Problem statement. Without including the pictures, copy out every line below.

Dataset content.
....................

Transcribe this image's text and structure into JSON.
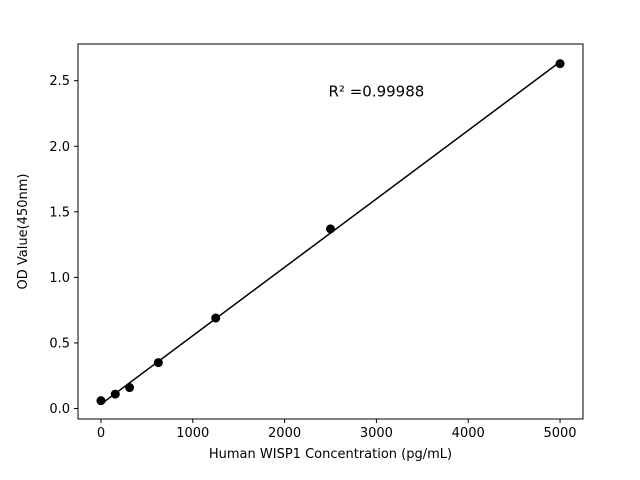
{
  "page": {
    "background": "#ffffff",
    "foreground": "#000000"
  },
  "chart_data": {
    "type": "scatter",
    "x": [
      0,
      156,
      312,
      625,
      1250,
      2500,
      5000
    ],
    "y": [
      0.06,
      0.11,
      0.16,
      0.35,
      0.69,
      1.37,
      2.63
    ],
    "title": "",
    "xlabel": "Human WISP1 Concentration (pg/mL)",
    "ylabel": "OD Value(450nm)",
    "annotation": {
      "text": "R² =0.99988",
      "x": 3000,
      "y": 2.38
    },
    "xlim": [
      -250,
      5250
    ],
    "ylim": [
      -0.08,
      2.78
    ],
    "x_ticks": [
      0,
      1000,
      2000,
      3000,
      4000,
      5000
    ],
    "y_ticks": [
      0.0,
      0.5,
      1.0,
      1.5,
      2.0,
      2.5
    ],
    "y_tick_decimals": 1,
    "grid": false,
    "legend": "none",
    "marker_color": "#000000",
    "line_color": "#000000",
    "marker_radius": 4.5,
    "line_width": 1.5,
    "regression_line": true
  }
}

....................

Result of the exercise.
Transcribe this image's text and structure into JSON.
{
  "page": {
    "background": "#ffffff",
    "foreground": "#000000"
  },
  "chart_data": {
    "type": "scatter",
    "x": [
      0,
      156,
      312,
      625,
      1250,
      2500,
      5000
    ],
    "y": [
      0.06,
      0.11,
      0.16,
      0.35,
      0.69,
      1.37,
      2.63
    ],
    "title": "",
    "xlabel": "Human WISP1 Concentration (pg/mL)",
    "ylabel": "OD Value(450nm)",
    "annotation": {
      "text": "R² =0.99988",
      "x": 3000,
      "y": 2.38
    },
    "xlim": [
      -250,
      5250
    ],
    "ylim": [
      -0.08,
      2.78
    ],
    "x_ticks": [
      0,
      1000,
      2000,
      3000,
      4000,
      5000
    ],
    "y_ticks": [
      0.0,
      0.5,
      1.0,
      1.5,
      2.0,
      2.5
    ],
    "y_tick_decimals": 1,
    "grid": false,
    "legend": "none",
    "marker_color": "#000000",
    "line_color": "#000000",
    "marker_radius": 4.5,
    "line_width": 1.5,
    "regression_line": true
  }
}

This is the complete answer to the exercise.